[What to produce]
Repeat every line of the material below, word for word.

[Supplied information]
=======
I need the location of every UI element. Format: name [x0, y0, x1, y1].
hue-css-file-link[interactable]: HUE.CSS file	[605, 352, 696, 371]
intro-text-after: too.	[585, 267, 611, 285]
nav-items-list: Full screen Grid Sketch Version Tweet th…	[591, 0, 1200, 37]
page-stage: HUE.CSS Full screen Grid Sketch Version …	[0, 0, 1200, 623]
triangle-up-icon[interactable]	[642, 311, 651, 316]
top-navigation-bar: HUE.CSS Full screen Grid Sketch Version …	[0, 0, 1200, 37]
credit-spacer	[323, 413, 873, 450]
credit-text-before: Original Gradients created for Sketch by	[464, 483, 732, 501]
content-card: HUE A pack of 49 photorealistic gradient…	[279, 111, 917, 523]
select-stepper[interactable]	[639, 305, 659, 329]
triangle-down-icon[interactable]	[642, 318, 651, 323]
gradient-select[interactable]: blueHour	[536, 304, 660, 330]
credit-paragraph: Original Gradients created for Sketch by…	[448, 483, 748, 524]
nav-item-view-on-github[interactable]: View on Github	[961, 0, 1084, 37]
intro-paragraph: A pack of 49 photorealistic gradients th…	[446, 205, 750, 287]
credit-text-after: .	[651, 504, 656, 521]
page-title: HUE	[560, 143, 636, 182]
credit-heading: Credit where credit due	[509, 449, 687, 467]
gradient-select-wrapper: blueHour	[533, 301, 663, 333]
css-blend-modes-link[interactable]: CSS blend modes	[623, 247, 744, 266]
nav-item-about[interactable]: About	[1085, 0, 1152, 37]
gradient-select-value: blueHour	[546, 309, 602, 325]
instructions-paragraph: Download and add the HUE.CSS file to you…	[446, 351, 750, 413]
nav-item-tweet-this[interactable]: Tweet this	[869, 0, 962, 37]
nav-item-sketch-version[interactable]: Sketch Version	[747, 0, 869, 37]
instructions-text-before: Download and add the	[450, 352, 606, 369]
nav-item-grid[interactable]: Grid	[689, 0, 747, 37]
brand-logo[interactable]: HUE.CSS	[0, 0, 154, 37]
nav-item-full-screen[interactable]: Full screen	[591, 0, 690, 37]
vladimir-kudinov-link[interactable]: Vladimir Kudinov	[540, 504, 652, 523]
=======
[Complete answer]
I need the location of every UI element. Format: name [x0, y0, x1, y1].
hue-css-file-link[interactable]: HUE.CSS file	[605, 352, 696, 371]
intro-text-after: too.	[585, 267, 611, 285]
nav-items-list: Full screen Grid Sketch Version Tweet th…	[591, 0, 1200, 37]
page-stage: HUE.CSS Full screen Grid Sketch Version …	[0, 0, 1200, 623]
triangle-up-icon[interactable]	[642, 311, 651, 316]
top-navigation-bar: HUE.CSS Full screen Grid Sketch Version …	[0, 0, 1200, 37]
credit-spacer	[323, 413, 873, 450]
credit-text-before: Original Gradients created for Sketch by	[464, 483, 732, 501]
content-card: HUE A pack of 49 photorealistic gradient…	[279, 111, 917, 523]
select-stepper[interactable]	[639, 305, 659, 329]
triangle-down-icon[interactable]	[642, 318, 651, 323]
gradient-select[interactable]: blueHour	[536, 304, 660, 330]
credit-paragraph: Original Gradients created for Sketch by…	[448, 483, 748, 524]
nav-item-view-on-github[interactable]: View on Github	[961, 0, 1084, 37]
intro-paragraph: A pack of 49 photorealistic gradients th…	[446, 205, 750, 287]
credit-text-after: .	[651, 504, 656, 521]
page-title: HUE	[560, 143, 636, 182]
credit-heading: Credit where credit due	[509, 449, 687, 467]
gradient-select-wrapper: blueHour	[533, 301, 663, 333]
css-blend-modes-link[interactable]: CSS blend modes	[623, 247, 744, 266]
nav-item-about[interactable]: About	[1085, 0, 1152, 37]
gradient-select-value: blueHour	[546, 309, 602, 325]
instructions-paragraph: Download and add the HUE.CSS file to you…	[446, 351, 750, 413]
nav-item-tweet-this[interactable]: Tweet this	[869, 0, 962, 37]
nav-item-sketch-version[interactable]: Sketch Version	[747, 0, 869, 37]
instructions-text-before: Download and add the	[450, 352, 606, 369]
nav-item-grid[interactable]: Grid	[689, 0, 747, 37]
brand-logo[interactable]: HUE.CSS	[0, 0, 154, 37]
nav-item-full-screen[interactable]: Full screen	[591, 0, 690, 37]
vladimir-kudinov-link[interactable]: Vladimir Kudinov	[540, 504, 652, 523]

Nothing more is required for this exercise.